Reproduce everything from the start of the records down to the line containing "x-tick-label: 2.5: [320, 213, 334, 225]", with that line included.

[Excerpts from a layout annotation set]
((

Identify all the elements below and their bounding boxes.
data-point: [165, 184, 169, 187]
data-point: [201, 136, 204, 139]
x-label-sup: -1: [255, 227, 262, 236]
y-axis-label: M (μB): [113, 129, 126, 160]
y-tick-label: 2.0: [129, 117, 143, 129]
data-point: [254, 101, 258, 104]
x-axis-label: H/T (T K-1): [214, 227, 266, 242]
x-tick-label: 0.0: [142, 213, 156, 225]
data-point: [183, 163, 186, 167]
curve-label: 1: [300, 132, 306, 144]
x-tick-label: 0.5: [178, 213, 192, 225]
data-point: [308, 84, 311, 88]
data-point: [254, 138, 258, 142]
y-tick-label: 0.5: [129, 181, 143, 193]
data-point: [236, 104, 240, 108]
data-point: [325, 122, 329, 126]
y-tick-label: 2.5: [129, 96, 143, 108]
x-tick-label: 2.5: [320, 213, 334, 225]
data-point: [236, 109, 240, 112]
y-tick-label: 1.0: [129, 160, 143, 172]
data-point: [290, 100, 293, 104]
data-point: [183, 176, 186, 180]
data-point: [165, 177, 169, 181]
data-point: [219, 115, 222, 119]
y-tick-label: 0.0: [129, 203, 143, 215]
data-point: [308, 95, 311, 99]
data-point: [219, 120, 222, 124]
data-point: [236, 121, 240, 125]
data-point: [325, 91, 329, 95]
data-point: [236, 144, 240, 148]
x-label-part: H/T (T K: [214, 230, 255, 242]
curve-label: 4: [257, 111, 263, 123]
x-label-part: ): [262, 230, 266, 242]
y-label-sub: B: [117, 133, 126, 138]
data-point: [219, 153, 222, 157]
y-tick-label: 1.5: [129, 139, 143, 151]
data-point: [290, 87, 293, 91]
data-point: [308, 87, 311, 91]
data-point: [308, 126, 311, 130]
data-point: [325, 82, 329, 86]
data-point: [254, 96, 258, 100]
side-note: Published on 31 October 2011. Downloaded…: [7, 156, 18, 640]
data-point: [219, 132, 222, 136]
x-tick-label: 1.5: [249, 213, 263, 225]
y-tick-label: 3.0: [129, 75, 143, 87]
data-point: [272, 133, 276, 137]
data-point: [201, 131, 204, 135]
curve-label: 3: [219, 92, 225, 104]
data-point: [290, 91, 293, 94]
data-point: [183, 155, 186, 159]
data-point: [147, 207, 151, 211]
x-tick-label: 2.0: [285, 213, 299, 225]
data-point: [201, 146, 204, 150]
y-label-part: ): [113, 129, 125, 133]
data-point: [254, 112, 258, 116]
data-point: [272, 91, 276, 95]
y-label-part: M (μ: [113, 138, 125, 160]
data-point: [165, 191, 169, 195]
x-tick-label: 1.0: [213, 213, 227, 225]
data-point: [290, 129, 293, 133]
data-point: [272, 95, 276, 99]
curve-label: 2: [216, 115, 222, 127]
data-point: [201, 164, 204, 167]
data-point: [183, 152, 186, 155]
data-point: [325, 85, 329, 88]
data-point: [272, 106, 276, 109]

))

RESULT OF THE EXERCISE:
Identify all the elements below and their bounding boxes.
data-point: [165, 184, 169, 187]
data-point: [201, 136, 204, 139]
x-label-sup: -1: [255, 227, 262, 236]
y-axis-label: M (μB): [113, 129, 126, 160]
y-tick-label: 2.0: [129, 117, 143, 129]
data-point: [254, 101, 258, 104]
x-axis-label: H/T (T K-1): [214, 227, 266, 242]
x-tick-label: 0.0: [142, 213, 156, 225]
data-point: [183, 163, 186, 167]
curve-label: 1: [300, 132, 306, 144]
x-tick-label: 0.5: [178, 213, 192, 225]
data-point: [308, 84, 311, 88]
data-point: [254, 138, 258, 142]
y-tick-label: 0.5: [129, 181, 143, 193]
data-point: [236, 104, 240, 108]
data-point: [325, 122, 329, 126]
y-tick-label: 2.5: [129, 96, 143, 108]
x-tick-label: 2.5: [320, 213, 334, 225]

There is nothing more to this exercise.